[Text passage]

Real legendary men...called astronauts for the first time in the history of mankind along with the cosmonaut Gagarin riding a rocket into the unknown of the limitless space! The true understatement of being a Hero! True pioneers...
Yes, it did take guts to go up in this. But the Redstone rocket was known as old reliable more so than the more powerful Atlas that was used for orbital flights. Part of the reason that the less spectacular sub orbital flights were done first could have been the safety factor. I have heard this was the case.
CusterFlux This Redstone rocket did put in orbit the 1st satellite of the U.S.A. though. Of course the Mercury capsule was 12 times heavier than that 1st ever satellite , and the Redstone could not boost the capsule into orbit. But it was a reliable machine. On the contrary, the Atlas was a risky rocket to fly with...
It launched Australia's [my country] first satellite, however it was not a stock Redstone. the one used to send the satellite into orbit used two upper stages. Currently there is not, and never has been, a single stage to orbit launch vehicle. The delta-velocity needed for that single stage would be close to, or in excess of, 9,000 meters per second. Which is an infeasible situation due to the self defeating nature of current propulsion technology.
SairousClaou The Atlas was still somewhat reliable in that it only needed to be topped off with its cryogenic fuel+oxidizer and as long as nothing failed (which by pure bad luck occurred often in reality) it would (and did from 1980 until Atlas III used hard tanks and not balloon tanks) reliably launch payloads into orbit. My point: the booster itself was not unreliable but hampered by a lot of small problems which proved its fragility to errors.
from what I can remember, he pissed himself before launch because he was in the capsule for some time because of delay. This delay is also why he called out 'lets light this candle' Cant confirm this is true, but apparently the delay was so long because nobody at the ground wanted the responsibility to actually call a go.
The launch was delayed for a few hours. So he was in the capsule for far longer than expected. Eventually, he had to pee so he asked permission (to make sure it was safe) and they gave him the go-ahead. So yes, he did.
yes its reported they actually had to shut the suit down completely, let him urinate in his suit (because no one thought that would be an issue funny enough), check all of the electrical systems, then reboot the suits systems and he in fact, during this video, is wet in is own urine.

[/Text passage]
[Supplied information]

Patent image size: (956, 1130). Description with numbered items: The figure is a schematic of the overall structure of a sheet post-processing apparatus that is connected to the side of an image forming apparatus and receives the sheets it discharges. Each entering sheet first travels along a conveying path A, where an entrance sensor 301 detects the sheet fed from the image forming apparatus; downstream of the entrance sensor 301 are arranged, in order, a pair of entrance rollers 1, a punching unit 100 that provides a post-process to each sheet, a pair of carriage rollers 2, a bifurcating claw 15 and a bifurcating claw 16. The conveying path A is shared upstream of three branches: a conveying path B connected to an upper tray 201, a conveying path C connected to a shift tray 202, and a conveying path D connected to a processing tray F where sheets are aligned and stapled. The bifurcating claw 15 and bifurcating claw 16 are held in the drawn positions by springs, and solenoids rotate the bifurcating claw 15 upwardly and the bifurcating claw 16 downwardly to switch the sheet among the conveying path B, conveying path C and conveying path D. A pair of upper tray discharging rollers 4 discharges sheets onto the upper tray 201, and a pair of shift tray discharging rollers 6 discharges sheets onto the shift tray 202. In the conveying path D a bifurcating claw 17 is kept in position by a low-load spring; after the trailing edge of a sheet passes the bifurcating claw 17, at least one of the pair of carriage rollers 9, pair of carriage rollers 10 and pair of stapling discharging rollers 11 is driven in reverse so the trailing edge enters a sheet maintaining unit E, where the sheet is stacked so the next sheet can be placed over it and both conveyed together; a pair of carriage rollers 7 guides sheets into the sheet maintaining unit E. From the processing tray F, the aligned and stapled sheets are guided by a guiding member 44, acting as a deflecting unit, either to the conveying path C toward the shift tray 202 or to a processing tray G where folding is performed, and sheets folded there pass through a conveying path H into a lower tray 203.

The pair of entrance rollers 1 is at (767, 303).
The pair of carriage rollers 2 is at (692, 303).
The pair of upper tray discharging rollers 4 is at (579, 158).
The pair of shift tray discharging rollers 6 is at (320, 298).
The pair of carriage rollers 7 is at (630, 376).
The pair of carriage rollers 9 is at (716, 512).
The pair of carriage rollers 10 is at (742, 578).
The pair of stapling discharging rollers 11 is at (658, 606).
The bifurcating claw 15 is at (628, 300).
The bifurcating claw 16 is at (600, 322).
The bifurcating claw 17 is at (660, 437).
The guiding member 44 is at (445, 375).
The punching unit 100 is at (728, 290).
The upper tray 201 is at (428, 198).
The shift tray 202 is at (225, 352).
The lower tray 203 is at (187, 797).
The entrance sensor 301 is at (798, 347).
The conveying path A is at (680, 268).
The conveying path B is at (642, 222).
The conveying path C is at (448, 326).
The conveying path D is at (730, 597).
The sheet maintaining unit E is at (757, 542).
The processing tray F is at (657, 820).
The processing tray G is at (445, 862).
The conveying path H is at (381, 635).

[/Supplied information]

Assignment A:
Can you reproduce, word for word, the part of the Redstone launch comments that begins at the words "Real legendary men...called" and stops after "was the case."?
Assignment B:
How would you carry the comment thread about the Redstone launch further, picking up after its final comment?

Final answer A:
Real legendary men...called astronauts for the first time in the history of mankind along with the cosmonaut Gagarin riding a rocket into the unknown of the limitless space! The true understatement of being a Hero! True pioneers...
Yes, it did take guts to go up in this. But the Redstone rocket was known as old reliable more so than the more powerful Atlas that was used for orbital flights. Part of the reason that the less spectacular sub orbital flights were done first could have been the safety factor. I have heard this was the case.

Final answer B:
La mission mercury-redstone 3 fue la mission que puso en el espacio al primer estadunidense en el espacio alan shepard. Quien mas adelante se combirtio en el quinto hombre en pisar la luna
Note that Alan is ripping through 5 g's -- which even Apollo crews topped out at. No wonder NASA put the boys through the hoops. Atlas was even MORE intense.
Redstone was worse. Because they weren't able to extend their lateral velocity into orbit, the capsule basically plummeted right back down. Shepard was pushing TWELVE Gs during re-entry.
A lot of people dont remember. Shepard didn't actually orbit (John Glenn did). He was the 1st American to go up. He basically just went up and came back down.
Gagarin flew in an Intercontinental ballistic missile. Shepard flew in a short range ballistic missile. Little wonder the USSR scrabled to develop ICBMs first - US had bases almost at USSRs borders from which it could hit all important urban centers of the USSR with SRBMs MRBMs or even fast nuclear armed bombers. USSR's only deterrence delivery option was to develop an ICBM as it had no bases close enough to the USA proper to hit almost any of its important urban centers with anything that had less than intercontinental range. They also developed intercontinental bombers (Tu-95) but those were slow and vulnerable to interception.
The US and USSR both pursued ramping up production of intercontinental ballistic missiles after the Cuban Missile Crisis because they could no longer put intermediate range ballistic missiles right on each other's borders through their allies, Turkey and Cuba respectively.